> _Record list_
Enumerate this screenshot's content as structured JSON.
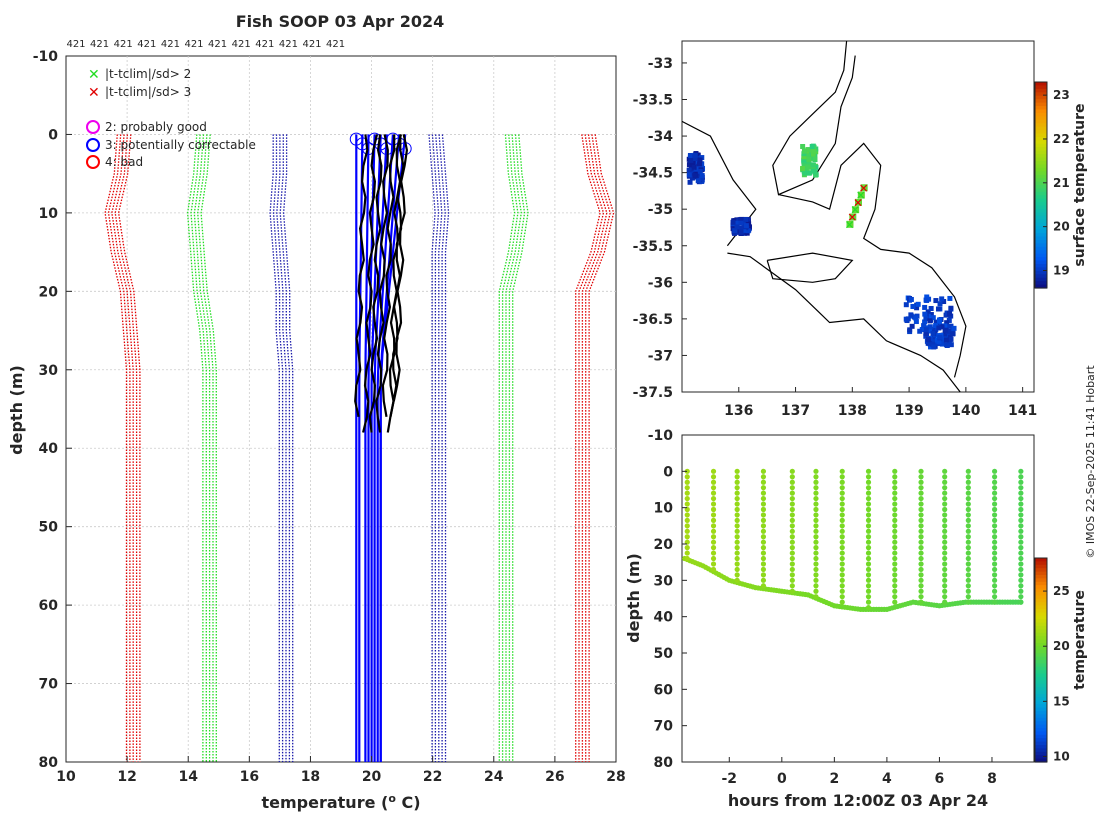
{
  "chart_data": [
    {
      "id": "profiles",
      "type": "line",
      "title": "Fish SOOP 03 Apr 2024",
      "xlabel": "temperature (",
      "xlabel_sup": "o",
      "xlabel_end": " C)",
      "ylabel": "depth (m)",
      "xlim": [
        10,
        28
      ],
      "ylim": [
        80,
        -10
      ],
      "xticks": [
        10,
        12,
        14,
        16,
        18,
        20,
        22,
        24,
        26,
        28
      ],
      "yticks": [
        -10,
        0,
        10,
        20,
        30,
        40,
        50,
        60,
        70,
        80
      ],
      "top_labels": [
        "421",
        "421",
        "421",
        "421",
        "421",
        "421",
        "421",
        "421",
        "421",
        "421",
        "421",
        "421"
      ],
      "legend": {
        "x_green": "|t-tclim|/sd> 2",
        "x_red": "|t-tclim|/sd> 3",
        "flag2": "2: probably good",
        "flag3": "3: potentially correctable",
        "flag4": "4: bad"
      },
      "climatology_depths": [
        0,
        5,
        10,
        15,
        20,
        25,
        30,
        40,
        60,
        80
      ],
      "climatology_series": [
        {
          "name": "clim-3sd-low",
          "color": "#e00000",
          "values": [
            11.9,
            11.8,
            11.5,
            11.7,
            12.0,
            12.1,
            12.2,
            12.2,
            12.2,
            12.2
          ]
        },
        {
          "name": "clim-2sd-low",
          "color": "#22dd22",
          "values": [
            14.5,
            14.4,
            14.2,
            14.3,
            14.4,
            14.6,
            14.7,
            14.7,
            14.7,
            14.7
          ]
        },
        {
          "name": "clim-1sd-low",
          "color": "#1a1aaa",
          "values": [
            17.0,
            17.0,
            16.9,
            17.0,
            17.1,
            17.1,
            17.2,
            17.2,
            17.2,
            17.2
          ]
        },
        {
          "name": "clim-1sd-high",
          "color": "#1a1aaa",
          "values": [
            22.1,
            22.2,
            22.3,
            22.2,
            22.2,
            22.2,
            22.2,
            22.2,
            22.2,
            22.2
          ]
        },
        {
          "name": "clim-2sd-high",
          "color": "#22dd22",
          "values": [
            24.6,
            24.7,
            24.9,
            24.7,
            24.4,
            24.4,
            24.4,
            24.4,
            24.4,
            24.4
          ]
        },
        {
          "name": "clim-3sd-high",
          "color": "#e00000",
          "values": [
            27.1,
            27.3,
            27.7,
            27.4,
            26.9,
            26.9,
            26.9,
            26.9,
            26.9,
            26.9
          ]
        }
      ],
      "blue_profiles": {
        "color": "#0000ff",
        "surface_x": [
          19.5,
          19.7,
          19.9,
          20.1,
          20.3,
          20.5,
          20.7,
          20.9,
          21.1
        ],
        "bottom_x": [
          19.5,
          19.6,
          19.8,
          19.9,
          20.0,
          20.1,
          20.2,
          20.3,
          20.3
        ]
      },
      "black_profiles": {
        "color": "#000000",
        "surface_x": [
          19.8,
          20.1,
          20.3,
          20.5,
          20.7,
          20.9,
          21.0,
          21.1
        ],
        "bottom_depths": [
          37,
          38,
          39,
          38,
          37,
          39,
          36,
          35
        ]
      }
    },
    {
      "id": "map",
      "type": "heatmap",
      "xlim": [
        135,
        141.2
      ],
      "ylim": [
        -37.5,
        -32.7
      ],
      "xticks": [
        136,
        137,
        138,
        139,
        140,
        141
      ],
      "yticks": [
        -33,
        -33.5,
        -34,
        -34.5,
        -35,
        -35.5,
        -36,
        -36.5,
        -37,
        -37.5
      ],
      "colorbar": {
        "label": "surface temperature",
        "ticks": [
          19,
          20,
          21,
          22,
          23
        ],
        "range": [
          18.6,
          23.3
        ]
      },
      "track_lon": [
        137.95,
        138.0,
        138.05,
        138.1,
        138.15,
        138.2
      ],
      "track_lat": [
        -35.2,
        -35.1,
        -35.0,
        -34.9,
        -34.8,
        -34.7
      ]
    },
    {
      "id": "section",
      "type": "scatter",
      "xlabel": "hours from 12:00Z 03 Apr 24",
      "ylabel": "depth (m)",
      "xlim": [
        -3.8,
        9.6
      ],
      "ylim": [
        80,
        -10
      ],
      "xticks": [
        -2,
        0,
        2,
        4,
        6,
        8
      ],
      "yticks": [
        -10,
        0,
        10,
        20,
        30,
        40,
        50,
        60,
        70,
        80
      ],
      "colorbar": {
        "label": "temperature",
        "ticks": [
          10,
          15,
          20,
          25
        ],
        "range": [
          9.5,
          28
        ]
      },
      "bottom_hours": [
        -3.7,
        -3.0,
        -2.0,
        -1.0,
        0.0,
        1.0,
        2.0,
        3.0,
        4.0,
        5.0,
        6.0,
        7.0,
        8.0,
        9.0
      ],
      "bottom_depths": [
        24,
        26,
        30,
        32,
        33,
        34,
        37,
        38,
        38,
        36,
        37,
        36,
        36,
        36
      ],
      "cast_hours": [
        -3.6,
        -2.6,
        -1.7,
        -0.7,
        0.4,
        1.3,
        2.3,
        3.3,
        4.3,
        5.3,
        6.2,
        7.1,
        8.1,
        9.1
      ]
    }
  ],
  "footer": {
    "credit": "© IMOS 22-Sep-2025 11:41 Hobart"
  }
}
* * *
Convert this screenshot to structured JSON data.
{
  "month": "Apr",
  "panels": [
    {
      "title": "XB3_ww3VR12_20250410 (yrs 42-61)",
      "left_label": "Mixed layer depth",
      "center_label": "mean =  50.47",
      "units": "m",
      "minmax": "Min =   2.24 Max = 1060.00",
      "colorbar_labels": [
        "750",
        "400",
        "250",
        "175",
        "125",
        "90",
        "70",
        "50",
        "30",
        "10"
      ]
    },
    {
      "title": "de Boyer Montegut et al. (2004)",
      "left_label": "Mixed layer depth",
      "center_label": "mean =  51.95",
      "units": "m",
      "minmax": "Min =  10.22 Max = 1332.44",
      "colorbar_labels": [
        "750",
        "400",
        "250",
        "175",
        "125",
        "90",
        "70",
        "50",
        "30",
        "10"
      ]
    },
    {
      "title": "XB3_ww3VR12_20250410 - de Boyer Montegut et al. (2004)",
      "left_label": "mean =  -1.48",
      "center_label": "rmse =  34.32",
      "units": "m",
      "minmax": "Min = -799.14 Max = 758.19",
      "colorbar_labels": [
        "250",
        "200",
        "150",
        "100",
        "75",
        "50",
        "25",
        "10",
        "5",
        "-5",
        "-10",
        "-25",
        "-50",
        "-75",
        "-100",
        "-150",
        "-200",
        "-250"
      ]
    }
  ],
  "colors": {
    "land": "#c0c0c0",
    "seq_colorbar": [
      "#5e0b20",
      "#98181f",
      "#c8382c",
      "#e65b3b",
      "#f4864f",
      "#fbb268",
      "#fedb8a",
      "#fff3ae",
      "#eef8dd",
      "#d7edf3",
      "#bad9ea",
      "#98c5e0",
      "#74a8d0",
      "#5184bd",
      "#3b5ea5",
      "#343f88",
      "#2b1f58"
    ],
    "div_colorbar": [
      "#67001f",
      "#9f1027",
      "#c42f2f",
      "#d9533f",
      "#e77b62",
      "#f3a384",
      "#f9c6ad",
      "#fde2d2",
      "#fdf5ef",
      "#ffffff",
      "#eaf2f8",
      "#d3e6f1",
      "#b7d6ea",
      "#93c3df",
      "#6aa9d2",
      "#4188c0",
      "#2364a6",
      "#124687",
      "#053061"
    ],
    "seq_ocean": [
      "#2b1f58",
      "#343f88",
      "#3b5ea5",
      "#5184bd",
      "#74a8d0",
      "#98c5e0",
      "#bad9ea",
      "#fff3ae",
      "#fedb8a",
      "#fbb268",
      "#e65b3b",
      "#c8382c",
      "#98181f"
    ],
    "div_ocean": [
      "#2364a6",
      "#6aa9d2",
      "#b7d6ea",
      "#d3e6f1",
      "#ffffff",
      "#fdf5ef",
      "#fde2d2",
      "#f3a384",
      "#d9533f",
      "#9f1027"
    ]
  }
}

> _Task details_
Copy all lines of the listing above that contain the string "high".

> _The answer_
          "name": "clim-1sd-high",
          "name": "clim-2sd-high",
          "name": "clim-3sd-high",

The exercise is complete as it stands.